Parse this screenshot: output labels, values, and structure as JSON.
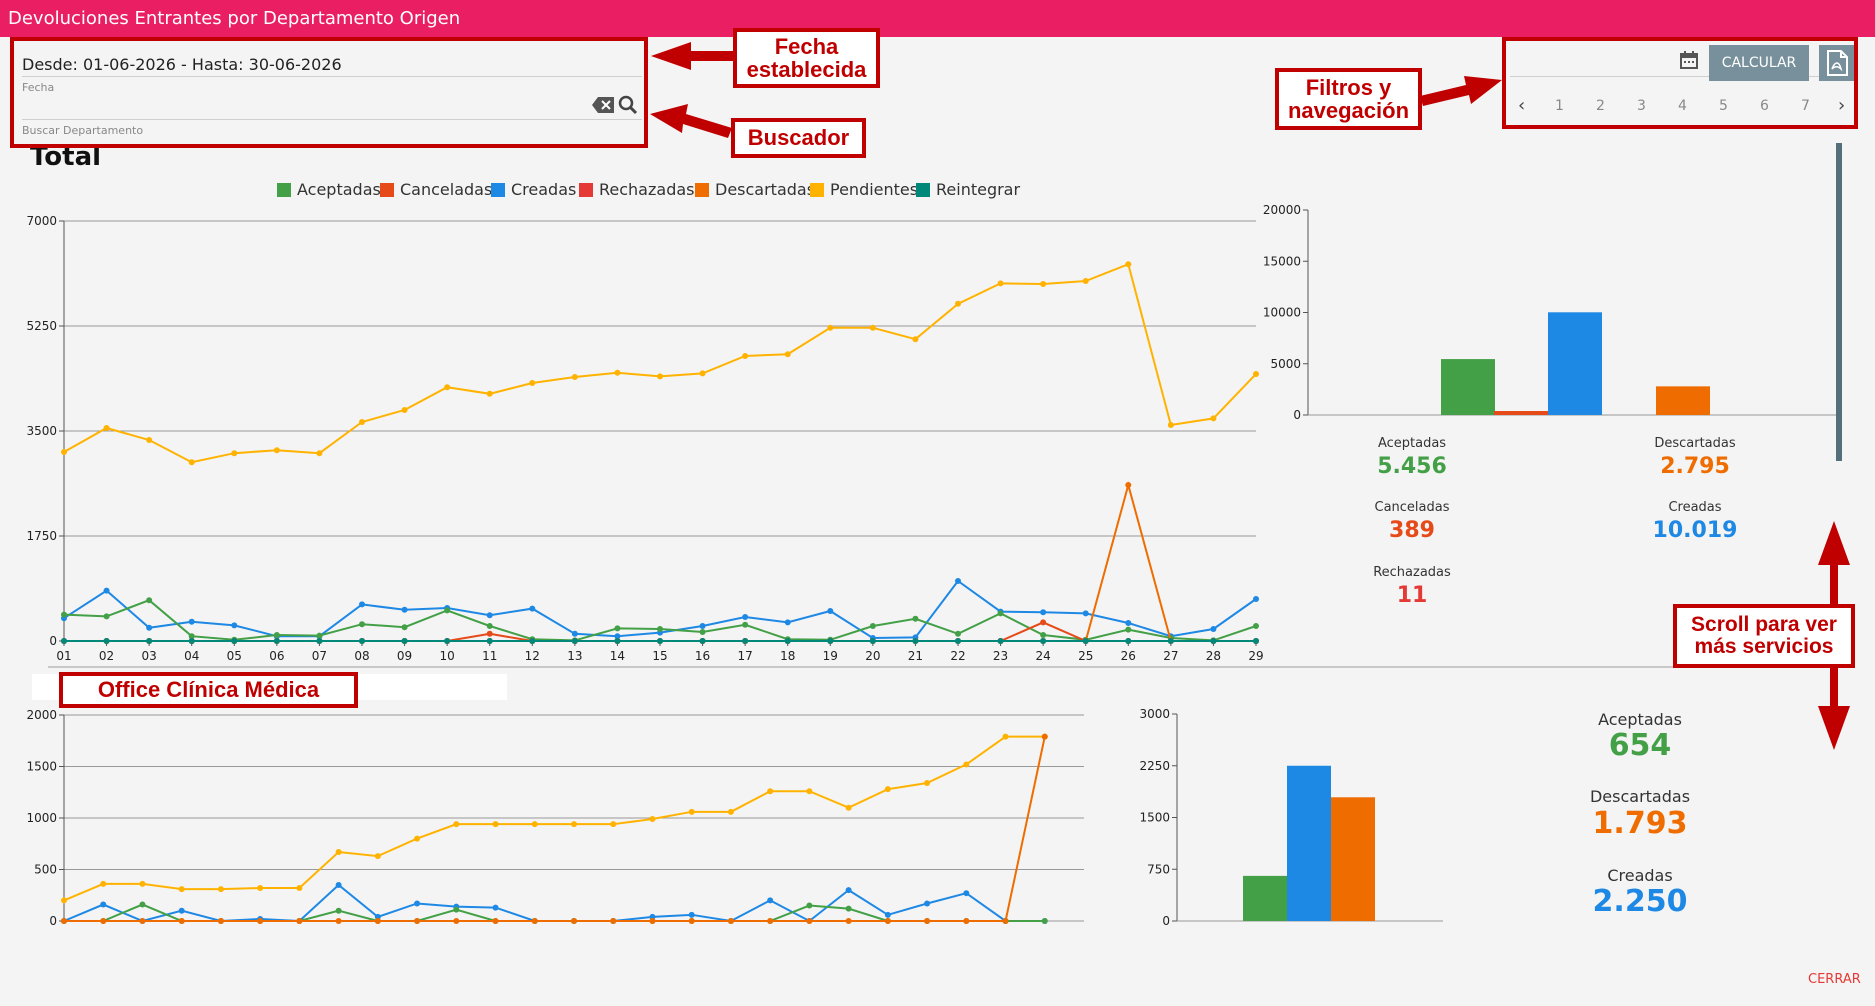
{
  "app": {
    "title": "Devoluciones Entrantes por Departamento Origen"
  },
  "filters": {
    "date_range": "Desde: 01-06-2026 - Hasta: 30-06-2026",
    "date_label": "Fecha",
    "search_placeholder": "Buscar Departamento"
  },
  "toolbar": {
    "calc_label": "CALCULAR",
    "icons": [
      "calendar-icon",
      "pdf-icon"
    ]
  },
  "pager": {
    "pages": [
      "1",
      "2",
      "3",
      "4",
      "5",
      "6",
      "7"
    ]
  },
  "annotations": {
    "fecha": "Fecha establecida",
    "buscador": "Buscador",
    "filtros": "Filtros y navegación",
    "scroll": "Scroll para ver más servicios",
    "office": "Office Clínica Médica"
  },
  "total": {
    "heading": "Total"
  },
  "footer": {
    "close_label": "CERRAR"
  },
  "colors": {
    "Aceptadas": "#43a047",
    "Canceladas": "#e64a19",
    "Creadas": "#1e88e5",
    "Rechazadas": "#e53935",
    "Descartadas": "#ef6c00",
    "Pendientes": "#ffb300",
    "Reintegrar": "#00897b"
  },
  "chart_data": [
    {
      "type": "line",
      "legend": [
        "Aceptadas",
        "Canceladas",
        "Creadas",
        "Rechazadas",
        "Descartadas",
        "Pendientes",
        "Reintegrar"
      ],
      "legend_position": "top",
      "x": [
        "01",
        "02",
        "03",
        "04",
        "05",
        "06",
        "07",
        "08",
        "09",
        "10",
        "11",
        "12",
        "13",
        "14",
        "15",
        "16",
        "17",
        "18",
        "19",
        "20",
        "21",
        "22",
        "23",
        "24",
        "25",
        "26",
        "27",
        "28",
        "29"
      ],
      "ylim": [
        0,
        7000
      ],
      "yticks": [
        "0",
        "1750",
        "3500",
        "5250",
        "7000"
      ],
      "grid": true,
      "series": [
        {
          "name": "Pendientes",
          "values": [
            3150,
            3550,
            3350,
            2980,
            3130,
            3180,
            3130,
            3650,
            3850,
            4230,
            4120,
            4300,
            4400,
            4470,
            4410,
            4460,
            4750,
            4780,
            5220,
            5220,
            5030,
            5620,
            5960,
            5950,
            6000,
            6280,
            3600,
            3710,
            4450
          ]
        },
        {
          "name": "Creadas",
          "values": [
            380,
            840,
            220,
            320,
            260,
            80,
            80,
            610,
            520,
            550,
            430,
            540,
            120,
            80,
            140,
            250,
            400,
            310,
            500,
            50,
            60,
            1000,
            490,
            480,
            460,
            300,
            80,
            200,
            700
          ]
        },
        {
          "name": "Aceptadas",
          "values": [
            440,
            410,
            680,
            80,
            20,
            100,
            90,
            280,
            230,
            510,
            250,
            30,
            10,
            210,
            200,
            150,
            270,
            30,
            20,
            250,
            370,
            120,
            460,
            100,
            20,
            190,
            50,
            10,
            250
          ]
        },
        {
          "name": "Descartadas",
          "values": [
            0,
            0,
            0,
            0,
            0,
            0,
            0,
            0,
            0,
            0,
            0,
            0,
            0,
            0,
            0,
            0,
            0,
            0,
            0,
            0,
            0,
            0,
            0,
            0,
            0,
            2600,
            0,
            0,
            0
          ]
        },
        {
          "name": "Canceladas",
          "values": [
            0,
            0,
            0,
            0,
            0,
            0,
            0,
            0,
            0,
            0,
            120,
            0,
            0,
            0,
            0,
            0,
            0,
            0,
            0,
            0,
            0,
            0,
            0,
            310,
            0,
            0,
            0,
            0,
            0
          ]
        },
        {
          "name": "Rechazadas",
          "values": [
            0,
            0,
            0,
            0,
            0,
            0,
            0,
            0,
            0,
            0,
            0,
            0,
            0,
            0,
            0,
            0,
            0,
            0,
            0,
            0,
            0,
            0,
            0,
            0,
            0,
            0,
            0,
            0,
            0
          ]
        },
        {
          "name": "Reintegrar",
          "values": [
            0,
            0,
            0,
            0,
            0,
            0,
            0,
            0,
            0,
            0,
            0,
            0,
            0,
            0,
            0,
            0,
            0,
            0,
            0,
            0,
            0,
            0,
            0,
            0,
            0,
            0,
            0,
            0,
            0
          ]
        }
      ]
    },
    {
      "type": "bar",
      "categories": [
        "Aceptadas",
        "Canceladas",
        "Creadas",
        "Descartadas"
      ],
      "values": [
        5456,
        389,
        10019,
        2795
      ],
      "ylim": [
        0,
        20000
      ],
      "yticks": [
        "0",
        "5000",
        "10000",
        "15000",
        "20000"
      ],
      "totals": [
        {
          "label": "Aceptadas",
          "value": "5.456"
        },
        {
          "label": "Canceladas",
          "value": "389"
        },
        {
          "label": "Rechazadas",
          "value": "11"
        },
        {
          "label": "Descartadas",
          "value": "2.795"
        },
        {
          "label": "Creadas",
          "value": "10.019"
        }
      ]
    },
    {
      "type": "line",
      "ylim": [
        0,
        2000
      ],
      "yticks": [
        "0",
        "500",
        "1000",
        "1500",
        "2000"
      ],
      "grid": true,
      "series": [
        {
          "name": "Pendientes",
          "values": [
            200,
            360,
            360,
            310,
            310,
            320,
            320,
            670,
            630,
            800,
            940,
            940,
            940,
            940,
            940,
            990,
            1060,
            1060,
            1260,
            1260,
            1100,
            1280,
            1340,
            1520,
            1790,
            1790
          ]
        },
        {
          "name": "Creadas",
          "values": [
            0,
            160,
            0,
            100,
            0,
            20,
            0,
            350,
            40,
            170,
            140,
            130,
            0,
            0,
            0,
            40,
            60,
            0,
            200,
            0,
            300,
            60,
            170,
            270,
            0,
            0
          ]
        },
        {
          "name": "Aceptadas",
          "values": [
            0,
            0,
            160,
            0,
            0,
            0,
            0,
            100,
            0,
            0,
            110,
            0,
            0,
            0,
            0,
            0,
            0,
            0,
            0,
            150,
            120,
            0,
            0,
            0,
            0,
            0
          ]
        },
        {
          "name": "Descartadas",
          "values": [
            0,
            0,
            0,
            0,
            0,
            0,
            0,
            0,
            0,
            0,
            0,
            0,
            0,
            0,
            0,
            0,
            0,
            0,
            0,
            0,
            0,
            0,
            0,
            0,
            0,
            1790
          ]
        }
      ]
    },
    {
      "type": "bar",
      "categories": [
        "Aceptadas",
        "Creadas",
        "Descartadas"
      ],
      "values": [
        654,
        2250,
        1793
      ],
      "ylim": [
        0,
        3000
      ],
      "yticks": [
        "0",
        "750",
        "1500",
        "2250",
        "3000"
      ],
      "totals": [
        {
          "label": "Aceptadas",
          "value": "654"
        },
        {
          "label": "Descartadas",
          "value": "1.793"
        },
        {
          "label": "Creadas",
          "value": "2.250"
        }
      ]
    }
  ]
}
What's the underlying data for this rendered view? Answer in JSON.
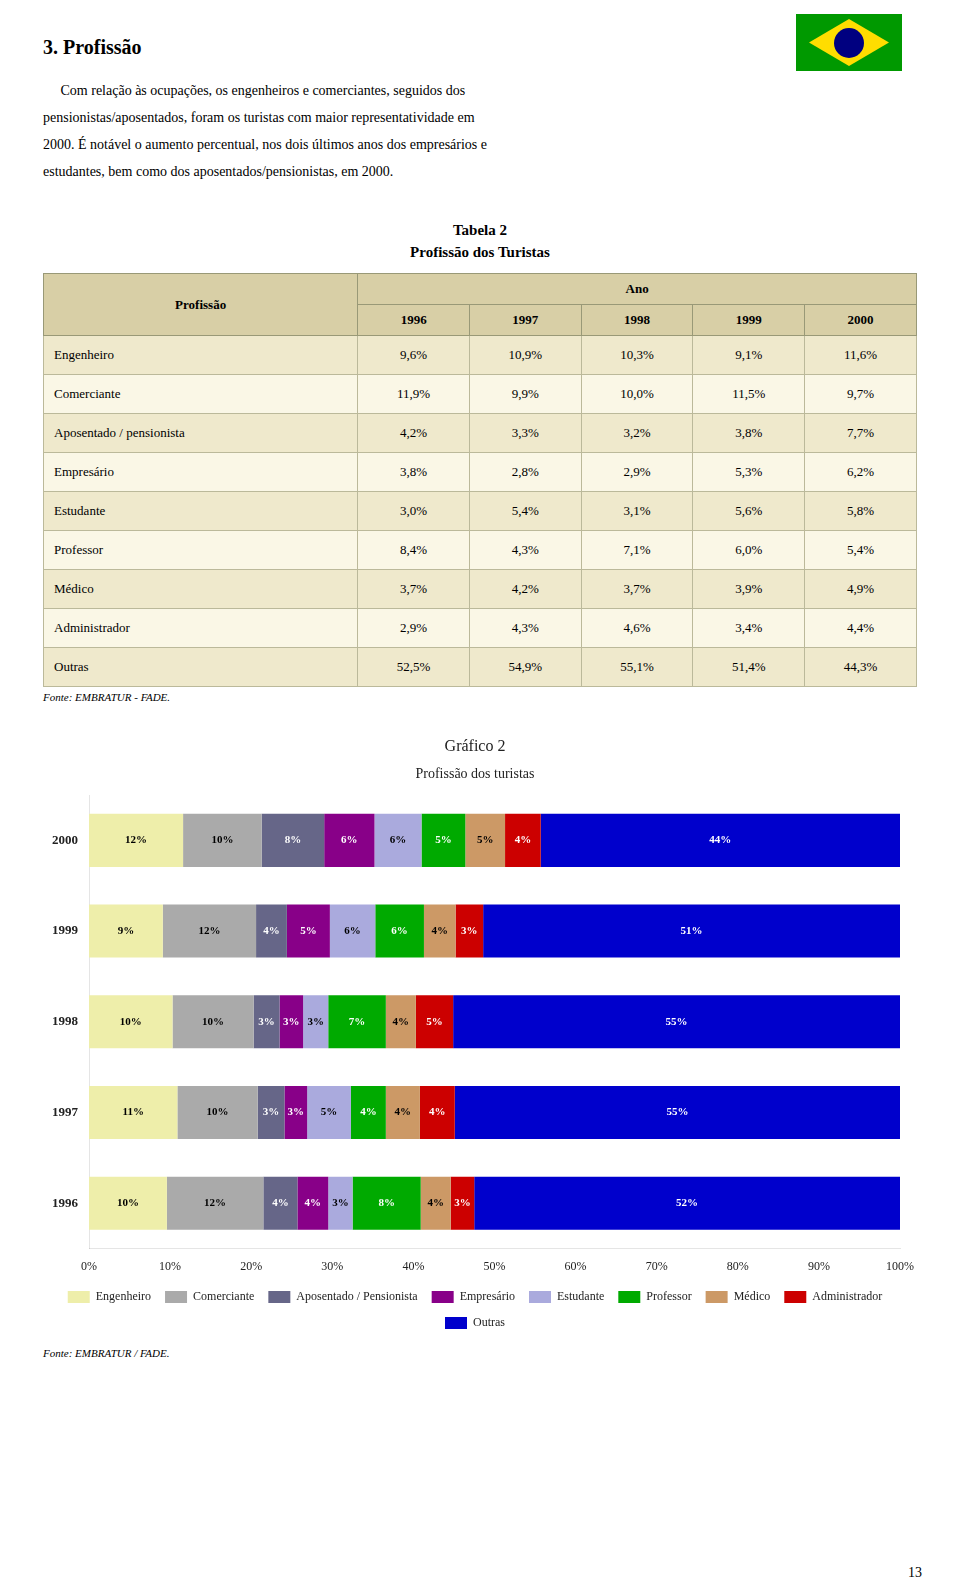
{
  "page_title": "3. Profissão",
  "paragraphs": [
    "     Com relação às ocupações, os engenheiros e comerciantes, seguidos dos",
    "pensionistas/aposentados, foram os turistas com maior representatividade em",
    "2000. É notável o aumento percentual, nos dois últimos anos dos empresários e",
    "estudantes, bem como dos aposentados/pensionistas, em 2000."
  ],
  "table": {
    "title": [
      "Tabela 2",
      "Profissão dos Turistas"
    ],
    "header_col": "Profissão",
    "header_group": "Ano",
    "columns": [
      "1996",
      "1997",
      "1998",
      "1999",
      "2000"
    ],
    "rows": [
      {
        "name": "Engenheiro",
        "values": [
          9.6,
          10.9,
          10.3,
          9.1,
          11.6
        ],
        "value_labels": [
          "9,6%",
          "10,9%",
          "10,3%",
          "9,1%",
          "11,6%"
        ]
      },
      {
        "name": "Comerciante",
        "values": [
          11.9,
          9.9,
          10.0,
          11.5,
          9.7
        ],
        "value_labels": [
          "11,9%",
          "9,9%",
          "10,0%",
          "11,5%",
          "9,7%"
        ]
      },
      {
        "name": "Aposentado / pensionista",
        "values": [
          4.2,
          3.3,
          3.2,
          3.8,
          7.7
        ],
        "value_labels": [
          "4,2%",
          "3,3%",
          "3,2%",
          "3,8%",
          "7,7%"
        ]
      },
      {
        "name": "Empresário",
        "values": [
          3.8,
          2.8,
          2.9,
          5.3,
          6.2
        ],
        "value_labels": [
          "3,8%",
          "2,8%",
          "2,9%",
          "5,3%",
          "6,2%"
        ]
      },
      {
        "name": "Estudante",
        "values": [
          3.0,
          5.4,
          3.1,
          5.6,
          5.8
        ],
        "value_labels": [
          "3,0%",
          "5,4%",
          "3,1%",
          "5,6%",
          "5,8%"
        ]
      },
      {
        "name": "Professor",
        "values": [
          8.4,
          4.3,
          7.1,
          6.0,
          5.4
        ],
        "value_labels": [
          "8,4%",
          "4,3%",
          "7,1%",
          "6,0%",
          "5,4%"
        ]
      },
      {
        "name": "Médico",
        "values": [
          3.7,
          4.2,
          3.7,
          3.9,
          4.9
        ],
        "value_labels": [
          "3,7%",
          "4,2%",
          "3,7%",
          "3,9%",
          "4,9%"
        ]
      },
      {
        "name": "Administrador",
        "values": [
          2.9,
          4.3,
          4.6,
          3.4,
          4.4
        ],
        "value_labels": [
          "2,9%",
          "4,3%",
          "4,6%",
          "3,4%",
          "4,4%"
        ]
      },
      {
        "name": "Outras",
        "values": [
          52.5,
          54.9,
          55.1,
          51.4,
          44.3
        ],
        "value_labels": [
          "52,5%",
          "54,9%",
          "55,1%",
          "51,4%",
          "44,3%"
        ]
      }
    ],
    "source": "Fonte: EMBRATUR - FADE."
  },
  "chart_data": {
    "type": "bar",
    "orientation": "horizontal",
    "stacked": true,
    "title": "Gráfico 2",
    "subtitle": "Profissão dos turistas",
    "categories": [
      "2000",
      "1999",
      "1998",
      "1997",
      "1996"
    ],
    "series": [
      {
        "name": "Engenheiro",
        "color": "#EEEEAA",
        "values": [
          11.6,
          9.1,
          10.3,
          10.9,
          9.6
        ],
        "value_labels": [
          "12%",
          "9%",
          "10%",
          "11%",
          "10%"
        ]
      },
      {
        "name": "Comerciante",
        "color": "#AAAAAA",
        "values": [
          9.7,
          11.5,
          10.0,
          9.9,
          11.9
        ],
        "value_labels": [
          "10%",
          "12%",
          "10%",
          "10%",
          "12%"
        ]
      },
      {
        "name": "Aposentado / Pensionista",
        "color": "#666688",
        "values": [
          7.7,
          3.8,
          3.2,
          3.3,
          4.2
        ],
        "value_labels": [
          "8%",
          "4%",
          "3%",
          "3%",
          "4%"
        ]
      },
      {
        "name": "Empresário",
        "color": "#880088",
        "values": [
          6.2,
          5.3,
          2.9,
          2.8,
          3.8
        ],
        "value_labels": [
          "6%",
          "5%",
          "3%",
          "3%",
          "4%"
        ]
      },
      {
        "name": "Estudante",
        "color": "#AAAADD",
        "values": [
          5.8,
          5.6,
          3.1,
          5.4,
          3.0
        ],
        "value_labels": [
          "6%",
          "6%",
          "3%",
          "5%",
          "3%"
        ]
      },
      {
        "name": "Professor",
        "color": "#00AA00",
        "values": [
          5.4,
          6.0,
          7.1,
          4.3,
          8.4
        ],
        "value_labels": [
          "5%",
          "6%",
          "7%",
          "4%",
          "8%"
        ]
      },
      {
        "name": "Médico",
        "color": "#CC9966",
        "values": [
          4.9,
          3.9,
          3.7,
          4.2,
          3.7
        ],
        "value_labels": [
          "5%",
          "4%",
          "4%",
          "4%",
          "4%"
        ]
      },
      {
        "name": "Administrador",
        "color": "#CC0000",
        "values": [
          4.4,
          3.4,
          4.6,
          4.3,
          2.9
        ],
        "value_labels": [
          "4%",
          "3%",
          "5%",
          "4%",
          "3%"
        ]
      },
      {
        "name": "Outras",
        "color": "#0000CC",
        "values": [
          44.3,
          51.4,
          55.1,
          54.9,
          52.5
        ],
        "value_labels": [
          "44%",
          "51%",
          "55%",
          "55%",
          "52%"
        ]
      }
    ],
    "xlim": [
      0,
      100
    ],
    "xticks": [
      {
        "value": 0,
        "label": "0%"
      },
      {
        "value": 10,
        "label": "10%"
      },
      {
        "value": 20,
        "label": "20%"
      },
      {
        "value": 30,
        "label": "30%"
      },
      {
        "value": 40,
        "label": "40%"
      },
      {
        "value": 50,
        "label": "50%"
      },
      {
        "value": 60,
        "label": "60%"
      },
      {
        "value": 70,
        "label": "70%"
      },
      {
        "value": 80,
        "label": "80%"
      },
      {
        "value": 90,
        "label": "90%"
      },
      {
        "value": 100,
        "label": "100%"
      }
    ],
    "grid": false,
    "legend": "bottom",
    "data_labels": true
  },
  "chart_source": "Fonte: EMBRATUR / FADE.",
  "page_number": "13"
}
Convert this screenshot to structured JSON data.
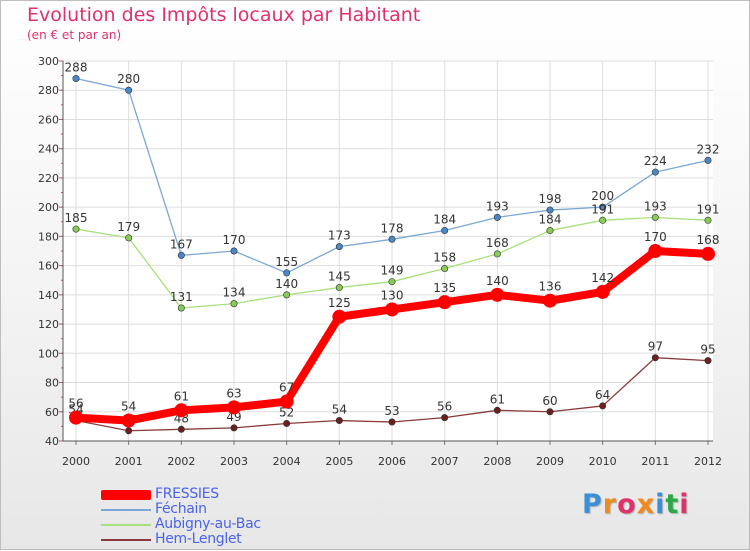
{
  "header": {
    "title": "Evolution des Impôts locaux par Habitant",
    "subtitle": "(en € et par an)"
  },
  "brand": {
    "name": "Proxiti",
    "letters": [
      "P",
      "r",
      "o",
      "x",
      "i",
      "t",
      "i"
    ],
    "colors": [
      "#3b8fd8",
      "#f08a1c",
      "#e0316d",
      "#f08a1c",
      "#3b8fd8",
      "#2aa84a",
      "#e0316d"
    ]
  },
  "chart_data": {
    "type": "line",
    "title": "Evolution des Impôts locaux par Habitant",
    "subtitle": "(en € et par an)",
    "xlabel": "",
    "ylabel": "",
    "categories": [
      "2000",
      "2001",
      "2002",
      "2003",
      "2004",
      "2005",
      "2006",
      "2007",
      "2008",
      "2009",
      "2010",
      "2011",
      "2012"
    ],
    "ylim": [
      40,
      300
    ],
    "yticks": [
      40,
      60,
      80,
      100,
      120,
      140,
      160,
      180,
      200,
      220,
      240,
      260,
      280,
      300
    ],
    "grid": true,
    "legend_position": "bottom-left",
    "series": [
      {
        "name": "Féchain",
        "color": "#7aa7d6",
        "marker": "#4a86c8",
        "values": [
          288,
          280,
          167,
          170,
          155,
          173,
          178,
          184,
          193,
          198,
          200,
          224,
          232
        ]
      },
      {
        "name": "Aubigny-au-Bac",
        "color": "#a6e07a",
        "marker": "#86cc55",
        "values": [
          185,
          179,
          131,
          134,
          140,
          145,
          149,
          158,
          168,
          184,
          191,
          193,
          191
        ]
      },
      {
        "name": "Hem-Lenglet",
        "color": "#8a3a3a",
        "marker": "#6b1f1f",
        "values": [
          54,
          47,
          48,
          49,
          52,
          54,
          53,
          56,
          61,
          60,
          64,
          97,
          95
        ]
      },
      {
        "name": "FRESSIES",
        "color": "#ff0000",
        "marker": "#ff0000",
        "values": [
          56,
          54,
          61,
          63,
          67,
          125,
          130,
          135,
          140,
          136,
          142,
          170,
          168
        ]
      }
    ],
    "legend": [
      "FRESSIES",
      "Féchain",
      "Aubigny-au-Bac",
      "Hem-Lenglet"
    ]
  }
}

— EXERCISE OBJECTIVE —
List each line in the listing that contains the string "pensionistas".

— RESULT OF THE TASK —
    "pensionistas/aposentados, foram os turistas com maior representatividade em",
    "estudantes, bem como dos aposentados/pensionistas, em 2000."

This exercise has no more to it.